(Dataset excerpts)

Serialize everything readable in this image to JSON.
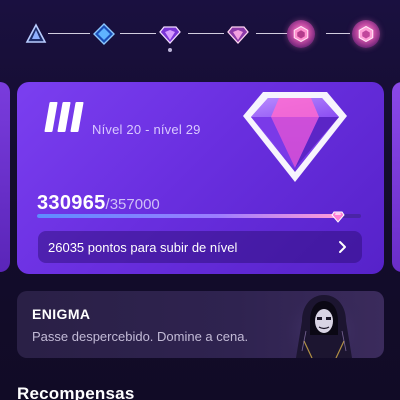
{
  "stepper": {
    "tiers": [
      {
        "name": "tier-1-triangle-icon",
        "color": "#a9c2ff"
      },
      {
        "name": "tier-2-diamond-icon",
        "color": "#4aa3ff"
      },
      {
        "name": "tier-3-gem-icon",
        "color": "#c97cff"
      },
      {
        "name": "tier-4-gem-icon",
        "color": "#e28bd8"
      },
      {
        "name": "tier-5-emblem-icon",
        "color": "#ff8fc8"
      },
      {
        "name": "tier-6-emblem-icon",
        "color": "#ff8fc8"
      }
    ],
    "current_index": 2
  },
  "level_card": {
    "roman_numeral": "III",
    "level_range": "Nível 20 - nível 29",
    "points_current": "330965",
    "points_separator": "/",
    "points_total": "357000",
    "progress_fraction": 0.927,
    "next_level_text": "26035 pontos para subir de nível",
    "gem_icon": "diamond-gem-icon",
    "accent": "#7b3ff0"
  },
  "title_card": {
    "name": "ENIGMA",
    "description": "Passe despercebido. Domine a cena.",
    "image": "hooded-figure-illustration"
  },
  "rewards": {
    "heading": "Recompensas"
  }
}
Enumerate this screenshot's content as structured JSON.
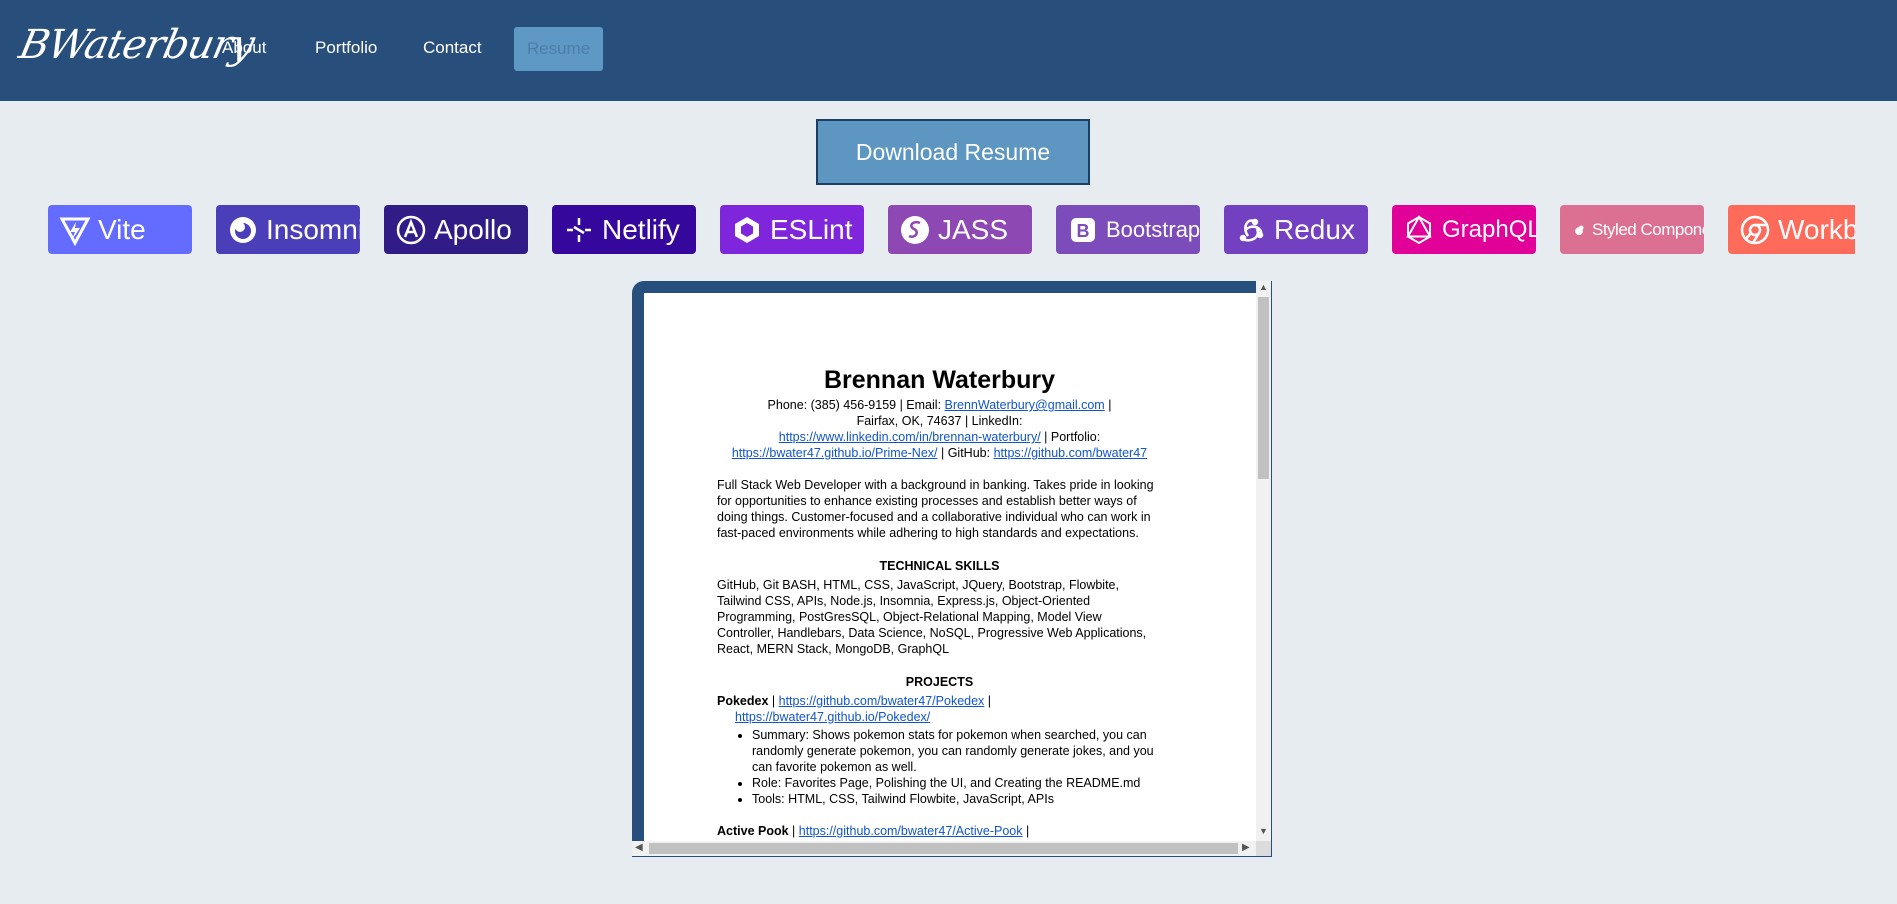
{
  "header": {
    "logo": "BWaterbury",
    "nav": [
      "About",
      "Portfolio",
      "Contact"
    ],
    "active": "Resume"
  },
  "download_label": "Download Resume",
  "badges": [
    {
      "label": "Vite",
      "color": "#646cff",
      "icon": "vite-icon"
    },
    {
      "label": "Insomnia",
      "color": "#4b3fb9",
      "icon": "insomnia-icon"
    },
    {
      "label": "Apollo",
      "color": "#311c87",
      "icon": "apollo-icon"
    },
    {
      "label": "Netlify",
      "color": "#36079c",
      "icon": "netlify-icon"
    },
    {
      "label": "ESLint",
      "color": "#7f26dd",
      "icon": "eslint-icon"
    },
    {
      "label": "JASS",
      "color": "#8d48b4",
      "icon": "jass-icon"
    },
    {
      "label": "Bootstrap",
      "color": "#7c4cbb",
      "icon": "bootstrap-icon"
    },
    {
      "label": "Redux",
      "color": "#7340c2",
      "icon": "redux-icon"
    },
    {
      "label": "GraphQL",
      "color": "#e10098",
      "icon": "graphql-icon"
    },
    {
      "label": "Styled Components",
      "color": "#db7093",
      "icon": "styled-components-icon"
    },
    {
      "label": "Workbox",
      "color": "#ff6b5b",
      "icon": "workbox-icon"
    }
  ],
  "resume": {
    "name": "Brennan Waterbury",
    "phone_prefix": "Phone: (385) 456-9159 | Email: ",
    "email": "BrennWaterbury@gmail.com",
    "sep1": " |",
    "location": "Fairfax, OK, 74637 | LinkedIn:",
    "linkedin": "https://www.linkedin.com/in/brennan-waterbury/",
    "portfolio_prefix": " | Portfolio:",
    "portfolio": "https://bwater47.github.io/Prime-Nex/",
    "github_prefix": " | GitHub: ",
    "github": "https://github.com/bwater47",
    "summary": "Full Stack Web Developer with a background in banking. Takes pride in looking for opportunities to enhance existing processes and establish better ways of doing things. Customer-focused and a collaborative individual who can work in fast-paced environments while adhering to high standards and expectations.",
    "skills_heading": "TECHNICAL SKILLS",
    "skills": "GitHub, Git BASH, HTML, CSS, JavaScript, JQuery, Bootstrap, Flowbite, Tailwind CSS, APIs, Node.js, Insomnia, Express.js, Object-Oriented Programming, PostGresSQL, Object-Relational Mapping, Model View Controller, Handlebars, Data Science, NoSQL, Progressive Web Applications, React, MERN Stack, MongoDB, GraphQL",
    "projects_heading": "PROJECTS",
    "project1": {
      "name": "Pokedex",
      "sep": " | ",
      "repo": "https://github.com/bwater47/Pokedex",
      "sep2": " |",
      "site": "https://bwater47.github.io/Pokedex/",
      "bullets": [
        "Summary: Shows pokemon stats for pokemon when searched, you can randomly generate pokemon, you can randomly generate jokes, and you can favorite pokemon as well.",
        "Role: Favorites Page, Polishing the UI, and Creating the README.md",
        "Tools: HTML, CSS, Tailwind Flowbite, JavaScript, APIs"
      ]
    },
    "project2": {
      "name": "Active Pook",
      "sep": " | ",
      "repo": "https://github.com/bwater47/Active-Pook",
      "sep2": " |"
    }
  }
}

* **The exercise**: Tell how many lines in the material above include the word "Pook", giving the number only.

* **Response for this exercise**: 2